----- Input rows

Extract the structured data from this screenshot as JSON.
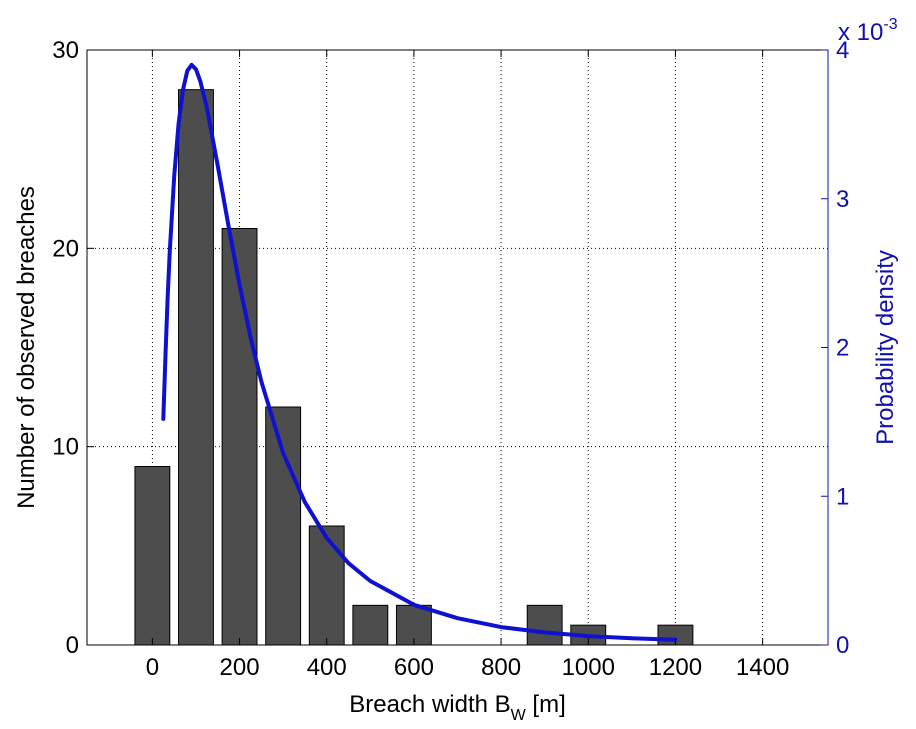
{
  "chart_data": {
    "type": "bar",
    "xlabel": "Breach width B",
    "xlabel_subscript": "W",
    "xlabel_unit": " [m]",
    "ylabel_left": "Number of observed breaches",
    "ylabel_right": "Probability density",
    "right_axis_multiplier": "x 10",
    "right_axis_exponent": "-3",
    "xlim": [
      -150,
      1550
    ],
    "ylim_left": [
      0,
      30
    ],
    "ylim_right": [
      0,
      4
    ],
    "grid": true,
    "x_ticks": [
      "0",
      "200",
      "400",
      "600",
      "800",
      "1000",
      "1200",
      "1400"
    ],
    "y_ticks_left": [
      "0",
      "10",
      "20",
      "30"
    ],
    "y_ticks_right": [
      "0",
      "1",
      "2",
      "3",
      "4"
    ],
    "bar_width": 80,
    "bar_color": "#4d4d4d",
    "curve_color": "#1010d0",
    "right_axis_color": "#1010b0",
    "series": [
      {
        "type": "bar",
        "x": [
          0,
          100,
          200,
          300,
          400,
          500,
          600,
          900,
          1000,
          1200
        ],
        "values": [
          9,
          28,
          21,
          12,
          6,
          2,
          2,
          2,
          1,
          1
        ]
      },
      {
        "type": "line",
        "axis": "right",
        "x": [
          25,
          30,
          35,
          40,
          50,
          60,
          70,
          80,
          90,
          100,
          110,
          125,
          150,
          175,
          200,
          225,
          250,
          300,
          350,
          400,
          450,
          500,
          600,
          700,
          800,
          900,
          1000,
          1100,
          1200
        ],
        "values": [
          1.52,
          1.95,
          2.33,
          2.65,
          3.15,
          3.5,
          3.73,
          3.86,
          3.9,
          3.87,
          3.79,
          3.61,
          3.22,
          2.81,
          2.42,
          2.07,
          1.77,
          1.29,
          0.96,
          0.72,
          0.55,
          0.43,
          0.27,
          0.18,
          0.12,
          0.085,
          0.06,
          0.045,
          0.035
        ]
      }
    ]
  }
}
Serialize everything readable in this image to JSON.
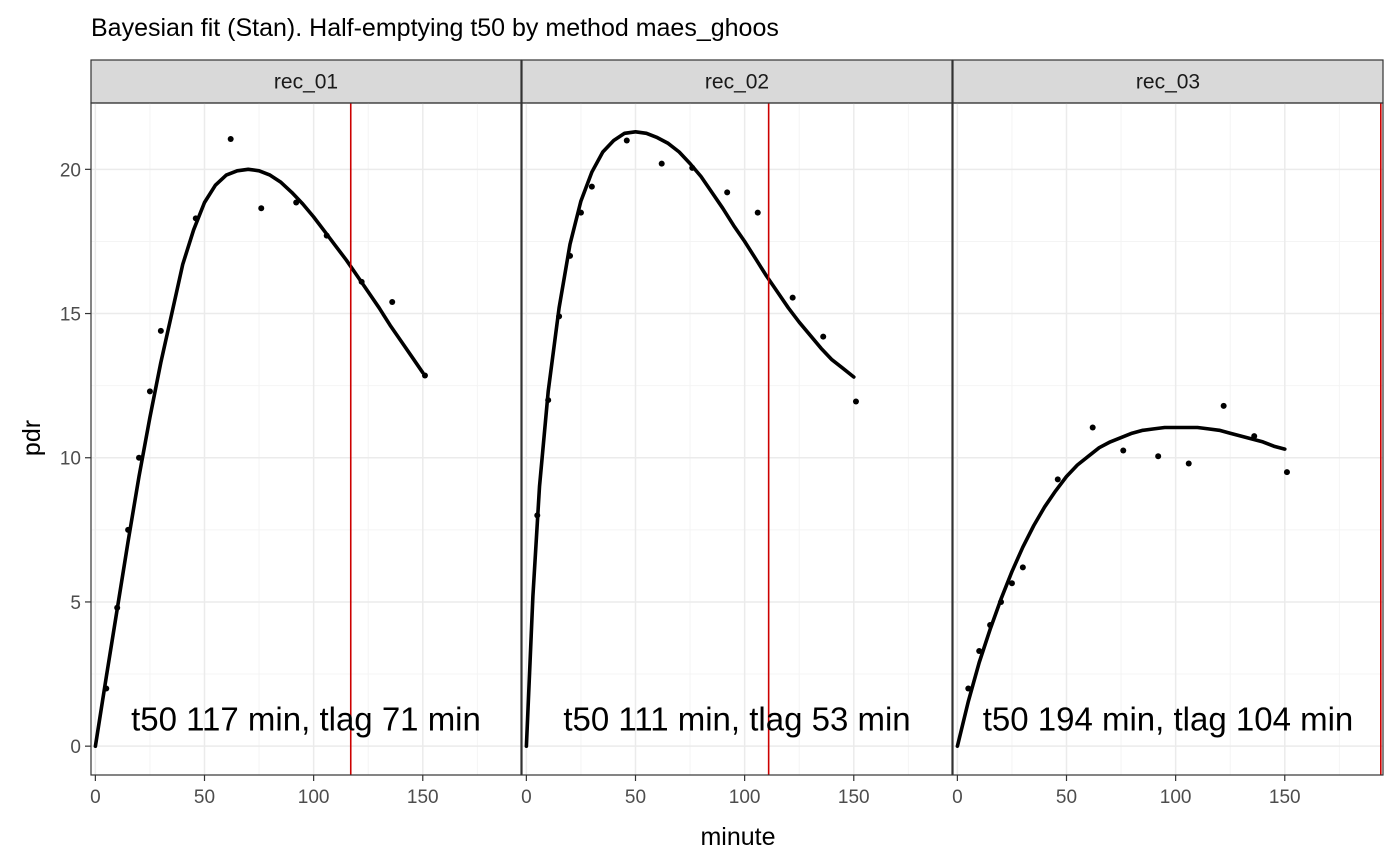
{
  "chart_data": {
    "type": "scatter",
    "title": "Bayesian fit (Stan). Half-emptying t50 by method maes_ghoos",
    "xlabel": "minute",
    "ylabel": "pdr",
    "xlim": [
      -2,
      195
    ],
    "ylim": [
      -1,
      22.3
    ],
    "x_ticks": [
      0,
      50,
      100,
      150
    ],
    "y_ticks": [
      0,
      5,
      10,
      15,
      20
    ],
    "grid": true,
    "panels": [
      {
        "label": "rec_01",
        "t50": 117,
        "annotation": "t50 117 min,  tlag 71 min",
        "points": [
          [
            5,
            2.0
          ],
          [
            10,
            4.8
          ],
          [
            15,
            7.5
          ],
          [
            20,
            10.0
          ],
          [
            25,
            12.3
          ],
          [
            30,
            14.4
          ],
          [
            46,
            18.3
          ],
          [
            62,
            21.05
          ],
          [
            76,
            18.65
          ],
          [
            92,
            18.85
          ],
          [
            106,
            17.7
          ],
          [
            122,
            16.1
          ],
          [
            136,
            15.4
          ],
          [
            151,
            12.85
          ]
        ],
        "fit": [
          [
            0,
            0
          ],
          [
            5,
            2.4
          ],
          [
            10,
            4.75
          ],
          [
            15,
            7.1
          ],
          [
            20,
            9.35
          ],
          [
            25,
            11.4
          ],
          [
            30,
            13.3
          ],
          [
            35,
            15.0
          ],
          [
            40,
            16.7
          ],
          [
            45,
            17.9
          ],
          [
            50,
            18.85
          ],
          [
            55,
            19.45
          ],
          [
            60,
            19.8
          ],
          [
            65,
            19.95
          ],
          [
            70,
            20.0
          ],
          [
            75,
            19.95
          ],
          [
            80,
            19.8
          ],
          [
            85,
            19.55
          ],
          [
            90,
            19.2
          ],
          [
            95,
            18.8
          ],
          [
            100,
            18.35
          ],
          [
            105,
            17.85
          ],
          [
            110,
            17.35
          ],
          [
            115,
            16.85
          ],
          [
            120,
            16.3
          ],
          [
            125,
            15.75
          ],
          [
            130,
            15.2
          ],
          [
            135,
            14.6
          ],
          [
            140,
            14.05
          ],
          [
            145,
            13.5
          ],
          [
            150,
            12.95
          ]
        ]
      },
      {
        "label": "rec_02",
        "t50": 111,
        "annotation": "t50 111 min,  tlag 53 min",
        "points": [
          [
            5,
            8.0
          ],
          [
            10,
            12.0
          ],
          [
            15,
            14.9
          ],
          [
            20,
            17.0
          ],
          [
            25,
            18.5
          ],
          [
            30,
            19.4
          ],
          [
            46,
            21.0
          ],
          [
            62,
            20.2
          ],
          [
            76,
            20.05
          ],
          [
            92,
            19.2
          ],
          [
            106,
            18.5
          ],
          [
            122,
            15.55
          ],
          [
            136,
            14.2
          ],
          [
            151,
            11.95
          ]
        ],
        "fit": [
          [
            0,
            0
          ],
          [
            3,
            5.2
          ],
          [
            6,
            9.0
          ],
          [
            10,
            12.3
          ],
          [
            15,
            15.2
          ],
          [
            20,
            17.4
          ],
          [
            25,
            18.9
          ],
          [
            30,
            19.9
          ],
          [
            35,
            20.6
          ],
          [
            40,
            21.0
          ],
          [
            45,
            21.25
          ],
          [
            50,
            21.3
          ],
          [
            55,
            21.25
          ],
          [
            60,
            21.1
          ],
          [
            65,
            20.9
          ],
          [
            70,
            20.6
          ],
          [
            75,
            20.2
          ],
          [
            80,
            19.75
          ],
          [
            85,
            19.2
          ],
          [
            90,
            18.65
          ],
          [
            95,
            18.05
          ],
          [
            100,
            17.5
          ],
          [
            105,
            16.9
          ],
          [
            110,
            16.3
          ],
          [
            115,
            15.75
          ],
          [
            120,
            15.2
          ],
          [
            125,
            14.7
          ],
          [
            130,
            14.25
          ],
          [
            135,
            13.8
          ],
          [
            140,
            13.4
          ],
          [
            145,
            13.1
          ],
          [
            150,
            12.8
          ]
        ]
      },
      {
        "label": "rec_03",
        "t50": 194,
        "annotation": "t50 194 min,  tlag 104 min",
        "points": [
          [
            5,
            2.0
          ],
          [
            10,
            3.3
          ],
          [
            15,
            4.2
          ],
          [
            20,
            5.0
          ],
          [
            25,
            5.65
          ],
          [
            30,
            6.2
          ],
          [
            46,
            9.25
          ],
          [
            62,
            11.05
          ],
          [
            76,
            10.25
          ],
          [
            92,
            10.05
          ],
          [
            106,
            9.8
          ],
          [
            122,
            11.8
          ],
          [
            136,
            10.75
          ],
          [
            151,
            9.5
          ]
        ],
        "fit": [
          [
            0,
            0
          ],
          [
            5,
            1.55
          ],
          [
            10,
            2.9
          ],
          [
            15,
            4.05
          ],
          [
            20,
            5.1
          ],
          [
            25,
            6.05
          ],
          [
            30,
            6.9
          ],
          [
            35,
            7.65
          ],
          [
            40,
            8.3
          ],
          [
            45,
            8.85
          ],
          [
            50,
            9.35
          ],
          [
            55,
            9.75
          ],
          [
            60,
            10.05
          ],
          [
            65,
            10.35
          ],
          [
            70,
            10.55
          ],
          [
            75,
            10.7
          ],
          [
            80,
            10.85
          ],
          [
            85,
            10.95
          ],
          [
            90,
            11.0
          ],
          [
            95,
            11.05
          ],
          [
            100,
            11.05
          ],
          [
            105,
            11.05
          ],
          [
            110,
            11.05
          ],
          [
            115,
            11.0
          ],
          [
            120,
            10.95
          ],
          [
            125,
            10.85
          ],
          [
            130,
            10.75
          ],
          [
            135,
            10.65
          ],
          [
            140,
            10.55
          ],
          [
            145,
            10.4
          ],
          [
            150,
            10.3
          ]
        ]
      }
    ]
  },
  "colors": {
    "t50_line": "#cc0000",
    "fit": "#000000",
    "points": "#000000",
    "strip_fill": "#d9d9d9",
    "grid_major": "#ebebeb",
    "grid_minor": "#f4f4f4",
    "panel_border": "#333333"
  }
}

----------

● **Short exercise**:
Pick out and copy every line that contains the word "tlag".

● **Answer to the exercise**:
        "annotation": "t50 117 min,  tlag 71 min",
        "annotation": "t50 111 min,  tlag 53 min",
        "annotation": "t50 194 min,  tlag 104 min",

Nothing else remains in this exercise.